What needs to be done
Output every line of the data exactly as it appears.

Supplied entries
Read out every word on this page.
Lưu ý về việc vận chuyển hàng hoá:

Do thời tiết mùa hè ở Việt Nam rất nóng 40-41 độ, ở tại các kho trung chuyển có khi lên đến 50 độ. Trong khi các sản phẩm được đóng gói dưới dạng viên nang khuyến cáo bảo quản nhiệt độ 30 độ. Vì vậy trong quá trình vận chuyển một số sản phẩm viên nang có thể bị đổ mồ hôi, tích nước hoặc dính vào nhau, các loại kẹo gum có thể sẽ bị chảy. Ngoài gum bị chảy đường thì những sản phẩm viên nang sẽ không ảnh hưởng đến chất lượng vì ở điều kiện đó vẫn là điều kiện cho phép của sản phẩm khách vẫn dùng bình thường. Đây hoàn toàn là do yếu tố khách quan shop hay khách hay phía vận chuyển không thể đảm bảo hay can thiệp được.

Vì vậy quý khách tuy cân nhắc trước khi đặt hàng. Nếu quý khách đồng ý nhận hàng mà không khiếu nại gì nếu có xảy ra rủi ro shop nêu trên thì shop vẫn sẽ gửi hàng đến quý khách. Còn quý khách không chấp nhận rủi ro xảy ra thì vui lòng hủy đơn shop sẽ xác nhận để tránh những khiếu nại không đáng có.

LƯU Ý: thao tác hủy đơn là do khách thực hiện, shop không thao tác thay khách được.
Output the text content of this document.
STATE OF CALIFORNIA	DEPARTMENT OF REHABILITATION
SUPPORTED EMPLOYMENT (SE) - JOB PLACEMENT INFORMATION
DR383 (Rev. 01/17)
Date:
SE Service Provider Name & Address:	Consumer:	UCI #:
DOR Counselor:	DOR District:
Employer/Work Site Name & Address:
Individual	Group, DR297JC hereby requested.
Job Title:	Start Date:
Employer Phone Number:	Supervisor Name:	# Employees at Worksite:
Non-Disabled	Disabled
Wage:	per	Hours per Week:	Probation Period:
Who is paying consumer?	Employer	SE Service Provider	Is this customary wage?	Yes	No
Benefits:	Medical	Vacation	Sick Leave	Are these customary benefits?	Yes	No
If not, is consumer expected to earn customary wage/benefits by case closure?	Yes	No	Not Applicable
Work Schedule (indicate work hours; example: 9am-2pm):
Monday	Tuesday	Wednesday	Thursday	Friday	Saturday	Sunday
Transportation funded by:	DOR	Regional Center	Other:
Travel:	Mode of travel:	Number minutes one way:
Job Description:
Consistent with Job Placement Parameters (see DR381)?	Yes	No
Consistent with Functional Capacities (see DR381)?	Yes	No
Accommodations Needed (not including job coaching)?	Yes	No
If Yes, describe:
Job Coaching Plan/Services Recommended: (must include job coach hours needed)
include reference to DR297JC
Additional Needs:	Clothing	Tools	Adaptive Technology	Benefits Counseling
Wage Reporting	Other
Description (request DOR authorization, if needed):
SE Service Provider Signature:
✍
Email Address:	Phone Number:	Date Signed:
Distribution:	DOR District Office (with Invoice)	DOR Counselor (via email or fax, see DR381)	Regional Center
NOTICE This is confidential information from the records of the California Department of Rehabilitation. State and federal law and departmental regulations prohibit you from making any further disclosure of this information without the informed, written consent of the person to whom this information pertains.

Correct output
Read out every word on this page.
Lưu ý về việc vận chuyển hàng hoá:

Do thời tiết mùa hè ở Việt Nam rất nóng 40-41 độ, ở tại các kho trung chuyển có khi lên đến 50 độ. Trong khi các sản phẩm được đóng gói dưới dạng viên nang khuyến cáo bảo quản nhiệt độ 30 độ. Vì vậy trong quá trình vận chuyển một số sản phẩm viên nang có thể bị đổ mồ hôi, tích nước hoặc dính vào nhau, các loại kẹo gum có thể sẽ bị chảy. Ngoài gum bị chảy đường thì những sản phẩm viên nang sẽ không ảnh hưởng đến chất lượng vì ở điều kiện đó vẫn là điều kiện cho phép của sản phẩm khách vẫn dùng bình thường. Đây hoàn toàn là do yếu tố khách quan shop hay khách hay phía vận chuyển không thể đảm bảo hay can thiệp được.

Vì vậy quý khách tuy cân nhắc trước khi đặt hàng. Nếu quý khách đồng ý nhận hàng mà không khiếu nại gì nếu có xảy ra rủi ro shop nêu trên thì shop vẫn sẽ gửi hàng đến quý khách. Còn quý khách không chấp nhận rủi ro xảy ra thì vui lòng hủy đơn shop sẽ xác nhận để tránh những khiếu nại không đáng có.

LƯU Ý: thao tác hủy đơn là do khách thực hiện, shop không thao tác thay khách được.
Output the text content of this document.
STATE OF CALIFORNIA	DEPARTMENT OF REHABILITATION
SUPPORTED EMPLOYMENT (SE) - JOB PLACEMENT INFORMATION
DR383 (Rev. 01/17)
Date:
SE Service Provider Name & Address:	Consumer:	UCI #:
DOR Counselor:	DOR District:
Employer/Work Site Name & Address:
Individual	Group, DR297JC hereby requested.
Job Title:	Start Date:
Employer Phone Number:	Supervisor Name:	# Employees at Worksite:
Non-Disabled	Disabled
Wage:	per	Hours per Week:	Probation Period:
Who is paying consumer?	Employer	SE Service Provider	Is this customary wage?	Yes	No
Benefits:	Medical	Vacation	Sick Leave	Are these customary benefits?	Yes	No
If not, is consumer expected to earn customary wage/benefits by case closure?	Yes	No	Not Applicable
Work Schedule (indicate work hours; example: 9am-2pm):
Monday	Tuesday	Wednesday	Thursday	Friday	Saturday	Sunday
Transportation funded by:	DOR	Regional Center	Other:
Travel:	Mode of travel:	Number minutes one way:
Job Description:
Consistent with Job Placement Parameters (see DR381)?	Yes	No
Consistent with Functional Capacities (see DR381)?	Yes	No
Accommodations Needed (not including job coaching)?	Yes	No
If Yes, describe:
Job Coaching Plan/Services Recommended: (must include job coach hours needed)
include reference to DR297JC
Additional Needs:	Clothing	Tools	Adaptive Technology	Benefits Counseling
Wage Reporting	Other
Description (request DOR authorization, if needed):
SE Service Provider Signature:
✍
Email Address:	Phone Number:	Date Signed:
Distribution:	DOR District Office (with Invoice)	DOR Counselor (via email or fax, see DR381)	Regional Center
NOTICE This is confidential information from the records of the California Department of Rehabilitation. State and federal law and departmental regulations prohibit you from making any further disclosure of this information without the informed, written consent of the person to whom this information pertains.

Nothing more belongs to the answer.